# start of Data extract

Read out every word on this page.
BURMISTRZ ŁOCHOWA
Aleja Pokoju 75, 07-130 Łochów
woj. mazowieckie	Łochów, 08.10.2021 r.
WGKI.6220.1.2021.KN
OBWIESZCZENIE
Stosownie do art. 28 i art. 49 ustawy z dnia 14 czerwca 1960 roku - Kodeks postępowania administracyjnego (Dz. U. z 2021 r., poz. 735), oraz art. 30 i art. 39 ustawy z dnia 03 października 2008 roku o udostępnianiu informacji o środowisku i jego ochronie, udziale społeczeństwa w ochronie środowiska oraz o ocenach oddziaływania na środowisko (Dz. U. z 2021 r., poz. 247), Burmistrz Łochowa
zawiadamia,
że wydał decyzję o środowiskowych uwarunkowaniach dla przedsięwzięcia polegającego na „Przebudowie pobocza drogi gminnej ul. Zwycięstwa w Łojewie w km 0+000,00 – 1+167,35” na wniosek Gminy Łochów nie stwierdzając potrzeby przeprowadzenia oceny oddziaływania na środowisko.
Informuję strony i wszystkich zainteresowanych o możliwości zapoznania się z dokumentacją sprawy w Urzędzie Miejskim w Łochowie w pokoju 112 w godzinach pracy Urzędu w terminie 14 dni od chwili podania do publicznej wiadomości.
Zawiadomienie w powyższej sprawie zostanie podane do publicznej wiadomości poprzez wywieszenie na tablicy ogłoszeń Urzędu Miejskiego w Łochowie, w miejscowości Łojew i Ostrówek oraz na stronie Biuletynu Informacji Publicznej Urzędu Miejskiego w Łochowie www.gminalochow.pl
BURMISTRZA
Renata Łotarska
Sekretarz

# end of Data extract

§ **Directions for this task**
Restate the data above word for word, please.

§ **Reply to the task**
Read out every word on this page.
BURMISTRZ ŁOCHOWA
Aleja Pokoju 75, 07-130 Łochów
woj. mazowieckie	Łochów, 08.10.2021 r.
WGKI.6220.1.2021.KN
OBWIESZCZENIE
Stosownie do art. 28 i art. 49 ustawy z dnia 14 czerwca 1960 roku - Kodeks postępowania administracyjnego (Dz. U. z 2021 r., poz. 735), oraz art. 30 i art. 39 ustawy z dnia 03 października 2008 roku o udostępnianiu informacji o środowisku i jego ochronie, udziale społeczeństwa w ochronie środowiska oraz o ocenach oddziaływania na środowisko (Dz. U. z 2021 r., poz. 247), Burmistrz Łochowa
zawiadamia,
że wydał decyzję o środowiskowych uwarunkowaniach dla przedsięwzięcia polegającego na „Przebudowie pobocza drogi gminnej ul. Zwycięstwa w Łojewie w km 0+000,00 – 1+167,35” na wniosek Gminy Łochów nie stwierdzając potrzeby przeprowadzenia oceny oddziaływania na środowisko.
Informuję strony i wszystkich zainteresowanych o możliwości zapoznania się z dokumentacją sprawy w Urzędzie Miejskim w Łochowie w pokoju 112 w godzinach pracy Urzędu w terminie 14 dni od chwili podania do publicznej wiadomości.
Zawiadomienie w powyższej sprawie zostanie podane do publicznej wiadomości poprzez wywieszenie na tablicy ogłoszeń Urzędu Miejskiego w Łochowie, w miejscowości Łojew i Ostrówek oraz na stronie Biuletynu Informacji Publicznej Urzędu Miejskiego w Łochowie www.gminalochow.pl
BURMISTRZA
Renata Łotarska
Sekretarz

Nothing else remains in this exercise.